Une quinzaine de personnes vivent dans la ferme reculée de Balmeggberg, à Trub dans l’Emmental. Elles s’essaient à l’auto-approvisionnement, par conviction mais aussi pour des questions pratiques, comme l’explique Anton Küchler : « Ce que nous produisons, c’est tout ce que nous ne devons pas monter ici. » Sur 3 ha de surface agricole utile, cette communauté cultive des légumes dans un grand potager, des arbres fruitiers et des baies ainsi que des champignons. On y élève aussi des poules pondeuses, des chèvres et des lapins, qui fournissent de temps en temps de la viande.
L’auto-approvisionnement sous toutes ses formes
Cette communauté de l’Emmental est bien consciente qu’elle ne peut pas atteindre une autosuffisance totale. La topographie rend notamment quasi impossible la culture de céréales. L’exploitation dépend également de l’extérieur pour son approvisionnement énergétique. Les membres se chauffent avec leur propre bois et chauffent l’eau grâce aux panneaux solaires installés sur le toit. L’électricité provient toutefois de la plateforme « Strom von hier » (courant d’ici), alimentée par des installations voisines. « L’autosuffisance ne doit pas être pensée à petite échelle. On peut aussi la concevoir sur le plan régional, national, voire plus large », précise Anton Küchler, avant d’ajouter qu’à Balmeggberg, il s’agit plutôt de déterminer le taux d’autosuffisance qui peut être atteint avec les ressources disponibles, comme le temps et les terres.
Transfert de connaissances
« On peut bien sûr se moquer des idéalistes comme nous. Mais nous devons aussi atteindre une certaine efficacité pour que cela fonctionne », affirme Mike Curran. Chaque année, la petite exploitation accueille de nombreux visiteurs·euses pour des ateliers et des séminaires. Elle enregistre jusqu’à 4000 nuitées par an. « Près d’un quart des aliments servis à nos hôtes sont produits sur l’exploitation ; notre ferme nourrit donc d’autres personnes en plus de nous. Nous les mettons en contact avec l’agriculture, à une échelle certes plus petite, mais plus durable », ajoute-t-il.

--*--

CONSIGNE 1. D'après le passage sur la ferme de Balmeggberg, pourquoi ses habitants pratiquent-ils l'auto-approvisionnement ? Répondez en une à trois phrases.
CONSIGNE 2. Donnez la suite du passage sur la ferme de Balmeggberg.
Le matériel ci-après est sans rapport avec le passage choisi.

--*--

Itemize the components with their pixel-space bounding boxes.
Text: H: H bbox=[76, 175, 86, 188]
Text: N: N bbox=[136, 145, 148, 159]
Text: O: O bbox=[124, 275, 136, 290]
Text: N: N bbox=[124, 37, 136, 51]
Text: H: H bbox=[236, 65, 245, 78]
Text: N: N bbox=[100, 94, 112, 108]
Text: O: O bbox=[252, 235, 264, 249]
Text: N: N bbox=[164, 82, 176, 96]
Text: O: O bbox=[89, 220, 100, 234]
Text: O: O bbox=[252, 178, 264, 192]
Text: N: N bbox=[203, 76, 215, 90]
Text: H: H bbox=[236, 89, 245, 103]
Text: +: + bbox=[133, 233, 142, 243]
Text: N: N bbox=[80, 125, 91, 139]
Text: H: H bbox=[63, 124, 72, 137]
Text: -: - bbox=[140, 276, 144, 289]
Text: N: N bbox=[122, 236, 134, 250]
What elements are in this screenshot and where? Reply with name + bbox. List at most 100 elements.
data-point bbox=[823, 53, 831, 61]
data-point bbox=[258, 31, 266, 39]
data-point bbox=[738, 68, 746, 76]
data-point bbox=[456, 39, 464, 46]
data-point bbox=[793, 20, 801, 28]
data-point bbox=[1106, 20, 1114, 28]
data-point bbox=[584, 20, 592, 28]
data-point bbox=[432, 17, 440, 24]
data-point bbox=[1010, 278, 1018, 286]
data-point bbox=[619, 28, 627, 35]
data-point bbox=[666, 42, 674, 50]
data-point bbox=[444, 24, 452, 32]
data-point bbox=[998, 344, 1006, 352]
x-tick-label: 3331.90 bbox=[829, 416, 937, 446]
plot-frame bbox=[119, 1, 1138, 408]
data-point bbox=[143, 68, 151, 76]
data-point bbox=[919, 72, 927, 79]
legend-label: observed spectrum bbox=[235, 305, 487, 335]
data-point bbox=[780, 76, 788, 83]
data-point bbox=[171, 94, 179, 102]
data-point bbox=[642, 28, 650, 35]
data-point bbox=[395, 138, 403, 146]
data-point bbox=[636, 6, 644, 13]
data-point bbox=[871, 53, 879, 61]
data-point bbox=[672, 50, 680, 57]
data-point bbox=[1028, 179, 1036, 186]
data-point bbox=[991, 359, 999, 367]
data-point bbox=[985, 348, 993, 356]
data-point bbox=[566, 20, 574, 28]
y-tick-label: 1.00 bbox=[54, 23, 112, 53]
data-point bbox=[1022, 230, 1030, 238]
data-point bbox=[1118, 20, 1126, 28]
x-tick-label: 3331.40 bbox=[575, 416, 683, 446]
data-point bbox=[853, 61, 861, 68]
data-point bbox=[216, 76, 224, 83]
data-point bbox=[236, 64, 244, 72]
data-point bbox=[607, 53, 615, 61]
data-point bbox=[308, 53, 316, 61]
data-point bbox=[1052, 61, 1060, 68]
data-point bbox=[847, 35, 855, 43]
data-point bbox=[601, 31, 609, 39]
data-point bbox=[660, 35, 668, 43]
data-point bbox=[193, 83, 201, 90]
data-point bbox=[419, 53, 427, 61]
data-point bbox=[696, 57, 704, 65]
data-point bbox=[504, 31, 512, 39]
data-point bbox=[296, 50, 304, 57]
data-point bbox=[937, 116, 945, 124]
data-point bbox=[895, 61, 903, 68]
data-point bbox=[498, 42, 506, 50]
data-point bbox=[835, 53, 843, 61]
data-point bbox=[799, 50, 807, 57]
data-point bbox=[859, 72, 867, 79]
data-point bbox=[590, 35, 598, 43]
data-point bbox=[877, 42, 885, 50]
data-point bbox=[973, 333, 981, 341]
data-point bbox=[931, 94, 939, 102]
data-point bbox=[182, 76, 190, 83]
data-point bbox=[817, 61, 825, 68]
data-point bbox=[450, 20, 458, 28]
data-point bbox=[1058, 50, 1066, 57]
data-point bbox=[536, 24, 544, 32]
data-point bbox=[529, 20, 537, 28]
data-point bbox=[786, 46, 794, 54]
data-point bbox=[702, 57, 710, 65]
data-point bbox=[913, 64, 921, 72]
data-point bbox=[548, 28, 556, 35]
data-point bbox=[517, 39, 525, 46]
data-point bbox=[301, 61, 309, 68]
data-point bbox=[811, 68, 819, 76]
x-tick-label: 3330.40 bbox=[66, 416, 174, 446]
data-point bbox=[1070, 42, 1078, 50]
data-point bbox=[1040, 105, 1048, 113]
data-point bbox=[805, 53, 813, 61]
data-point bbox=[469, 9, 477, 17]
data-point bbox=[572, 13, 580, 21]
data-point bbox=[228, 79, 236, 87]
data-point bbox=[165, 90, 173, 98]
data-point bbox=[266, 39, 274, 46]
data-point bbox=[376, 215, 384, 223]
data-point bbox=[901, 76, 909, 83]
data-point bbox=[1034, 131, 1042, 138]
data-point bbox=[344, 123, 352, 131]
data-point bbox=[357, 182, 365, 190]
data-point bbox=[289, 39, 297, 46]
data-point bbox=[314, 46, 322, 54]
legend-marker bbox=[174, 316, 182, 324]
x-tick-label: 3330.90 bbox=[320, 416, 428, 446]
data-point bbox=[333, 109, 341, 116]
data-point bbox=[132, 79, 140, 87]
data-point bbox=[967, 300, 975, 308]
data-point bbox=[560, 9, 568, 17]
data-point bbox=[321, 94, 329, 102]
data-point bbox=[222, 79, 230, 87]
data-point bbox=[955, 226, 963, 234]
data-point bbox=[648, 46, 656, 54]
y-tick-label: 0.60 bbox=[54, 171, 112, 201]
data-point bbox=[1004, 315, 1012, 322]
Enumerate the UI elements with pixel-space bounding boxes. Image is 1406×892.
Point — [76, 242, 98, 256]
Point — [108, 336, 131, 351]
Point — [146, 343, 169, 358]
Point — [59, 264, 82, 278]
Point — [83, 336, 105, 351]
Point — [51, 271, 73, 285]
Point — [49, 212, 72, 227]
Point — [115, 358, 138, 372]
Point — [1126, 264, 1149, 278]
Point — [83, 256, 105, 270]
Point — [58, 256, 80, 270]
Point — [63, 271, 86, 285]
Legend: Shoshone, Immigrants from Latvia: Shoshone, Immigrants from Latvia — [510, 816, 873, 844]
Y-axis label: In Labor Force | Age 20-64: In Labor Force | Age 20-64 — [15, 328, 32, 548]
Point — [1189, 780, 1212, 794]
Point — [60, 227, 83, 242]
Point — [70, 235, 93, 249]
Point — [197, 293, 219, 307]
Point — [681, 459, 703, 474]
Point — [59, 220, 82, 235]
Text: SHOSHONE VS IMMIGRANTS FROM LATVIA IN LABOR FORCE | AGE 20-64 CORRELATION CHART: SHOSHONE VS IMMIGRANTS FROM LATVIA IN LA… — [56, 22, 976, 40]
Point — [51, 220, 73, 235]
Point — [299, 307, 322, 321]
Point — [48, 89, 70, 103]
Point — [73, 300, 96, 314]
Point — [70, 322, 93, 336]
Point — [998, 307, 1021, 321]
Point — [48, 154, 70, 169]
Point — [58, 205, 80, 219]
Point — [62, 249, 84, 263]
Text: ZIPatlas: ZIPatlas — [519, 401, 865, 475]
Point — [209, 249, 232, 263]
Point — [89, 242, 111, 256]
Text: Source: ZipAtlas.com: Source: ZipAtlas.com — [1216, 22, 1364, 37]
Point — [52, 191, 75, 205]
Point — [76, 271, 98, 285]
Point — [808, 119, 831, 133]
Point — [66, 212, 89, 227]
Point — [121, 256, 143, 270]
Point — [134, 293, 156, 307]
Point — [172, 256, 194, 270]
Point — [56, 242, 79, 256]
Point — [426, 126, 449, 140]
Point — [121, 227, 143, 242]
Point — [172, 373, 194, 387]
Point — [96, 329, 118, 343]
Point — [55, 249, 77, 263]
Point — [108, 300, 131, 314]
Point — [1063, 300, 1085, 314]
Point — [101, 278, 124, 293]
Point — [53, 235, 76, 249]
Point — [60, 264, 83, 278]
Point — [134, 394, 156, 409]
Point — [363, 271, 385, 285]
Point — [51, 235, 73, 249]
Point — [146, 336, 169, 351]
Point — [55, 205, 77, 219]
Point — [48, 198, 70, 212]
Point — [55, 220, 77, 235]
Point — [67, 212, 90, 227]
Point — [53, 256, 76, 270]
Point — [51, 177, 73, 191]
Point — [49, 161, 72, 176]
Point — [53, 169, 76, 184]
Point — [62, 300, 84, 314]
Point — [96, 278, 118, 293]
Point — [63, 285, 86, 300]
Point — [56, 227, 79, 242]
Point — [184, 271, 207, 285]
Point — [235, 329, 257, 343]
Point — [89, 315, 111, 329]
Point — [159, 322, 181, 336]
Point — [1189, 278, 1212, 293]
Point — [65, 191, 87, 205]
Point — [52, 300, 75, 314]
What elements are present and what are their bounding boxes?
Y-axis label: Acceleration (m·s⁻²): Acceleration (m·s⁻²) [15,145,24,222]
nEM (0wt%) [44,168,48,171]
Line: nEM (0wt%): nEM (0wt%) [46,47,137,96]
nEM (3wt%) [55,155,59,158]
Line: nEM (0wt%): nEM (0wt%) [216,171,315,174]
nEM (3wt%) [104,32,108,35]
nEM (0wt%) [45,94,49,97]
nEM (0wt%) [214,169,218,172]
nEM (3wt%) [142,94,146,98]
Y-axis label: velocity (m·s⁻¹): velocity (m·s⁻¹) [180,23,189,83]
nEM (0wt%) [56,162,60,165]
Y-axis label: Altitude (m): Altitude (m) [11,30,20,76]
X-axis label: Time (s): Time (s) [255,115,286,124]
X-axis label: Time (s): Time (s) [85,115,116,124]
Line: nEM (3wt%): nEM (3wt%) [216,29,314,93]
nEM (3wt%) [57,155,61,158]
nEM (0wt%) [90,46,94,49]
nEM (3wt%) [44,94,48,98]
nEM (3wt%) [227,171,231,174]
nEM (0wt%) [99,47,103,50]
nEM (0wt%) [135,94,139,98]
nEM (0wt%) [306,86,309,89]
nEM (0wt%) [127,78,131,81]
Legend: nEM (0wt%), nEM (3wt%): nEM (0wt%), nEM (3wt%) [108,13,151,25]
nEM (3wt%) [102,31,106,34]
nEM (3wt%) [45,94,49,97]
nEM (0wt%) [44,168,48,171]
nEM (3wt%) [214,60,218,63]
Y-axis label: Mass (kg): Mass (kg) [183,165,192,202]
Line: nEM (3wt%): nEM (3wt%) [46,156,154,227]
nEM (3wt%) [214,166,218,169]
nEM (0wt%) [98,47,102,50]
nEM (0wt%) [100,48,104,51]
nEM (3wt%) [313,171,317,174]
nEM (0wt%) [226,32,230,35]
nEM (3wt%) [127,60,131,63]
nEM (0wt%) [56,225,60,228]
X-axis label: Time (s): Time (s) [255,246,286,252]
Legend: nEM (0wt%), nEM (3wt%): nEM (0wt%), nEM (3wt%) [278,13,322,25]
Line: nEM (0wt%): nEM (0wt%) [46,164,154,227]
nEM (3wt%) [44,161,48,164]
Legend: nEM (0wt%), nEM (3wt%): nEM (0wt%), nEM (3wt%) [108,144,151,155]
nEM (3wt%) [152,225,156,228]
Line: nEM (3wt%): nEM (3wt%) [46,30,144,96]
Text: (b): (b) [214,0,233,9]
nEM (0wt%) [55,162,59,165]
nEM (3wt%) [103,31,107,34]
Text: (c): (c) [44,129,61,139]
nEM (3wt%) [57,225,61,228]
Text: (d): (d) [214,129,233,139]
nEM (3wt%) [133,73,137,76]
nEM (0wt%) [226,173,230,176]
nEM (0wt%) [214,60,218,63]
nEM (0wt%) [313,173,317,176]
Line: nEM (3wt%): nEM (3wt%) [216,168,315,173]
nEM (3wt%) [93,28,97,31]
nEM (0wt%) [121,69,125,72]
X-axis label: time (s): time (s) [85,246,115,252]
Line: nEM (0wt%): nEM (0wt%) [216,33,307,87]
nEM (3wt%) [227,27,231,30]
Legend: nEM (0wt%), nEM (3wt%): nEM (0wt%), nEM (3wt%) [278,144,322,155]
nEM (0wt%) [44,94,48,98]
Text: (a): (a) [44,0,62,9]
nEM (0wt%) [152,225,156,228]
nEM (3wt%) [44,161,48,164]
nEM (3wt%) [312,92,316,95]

--*--

RÉSULTAT 1. Ils le pratiquent par conviction, mais aussi pour des raisons pratiques. Comme l'explique Anton Küchler, tout ce qu'ils produisent sur place n'a pas à être monté jusqu'à cette ferme reculée.

RÉSULTAT 2.
Ambassadeur de l’agriculture
Les réalités sont aujourd’hui très divergentes au sein de la population, explique Anton Küchler d’après son expérience de petit paysan et d’hôte. La consommation est souvent considérée indépendamment de la production. Leur approche de l’au-to-approvisionnement est donc plus diverse : « Nous voulons offrir aux gens la possibilité d’acquérir de l’expérience pratique en agricul ture », explique-t-il. « Toutes les personnes qui passent chez nous repartent avec quelque chose : le rapport à l’approvisionnement et les coulisses de la production alimentaire », ajoute Mike Curran. Une exploitation de petite taille est justement idéale pour ce type d’expérience. Elle peut aussi plus facilement tester de nouvelles idées et prendre des risques.
Anton Küchler, agriculteur autosuffisant« La valeur de notre ferme réside dans sa diversité. »
Anton Küchler explique avec conviction : « La valeur de notre ferme réside dans la diversité qu’elle apporte dans le paysage suisse : d’une part, en raison des structures écologiques variées en présence ; d’autre part, parce que les entreprises agricoles exploitées à titre accessoire fonctionnent souvent selon des modèles économiques et des modes de vie différents des exploitations à plein temps. »
Une agriculture robuste en temps de crise
A Balmeggberg, des techniques comme la permaculture ou l’agroforesterie, qui gagnent en importance aussi dans l’agriculture productrice, sont monnaie courante depuis longtemps déjà. Ainsi, les expériences des fermes dites « marginales » pourraient servir plus tard aux exploitations plus grandes.
« Alors que la recherche doit réfléchir à la technologie et au rendement, nous pouvons ici simplement nous lancer »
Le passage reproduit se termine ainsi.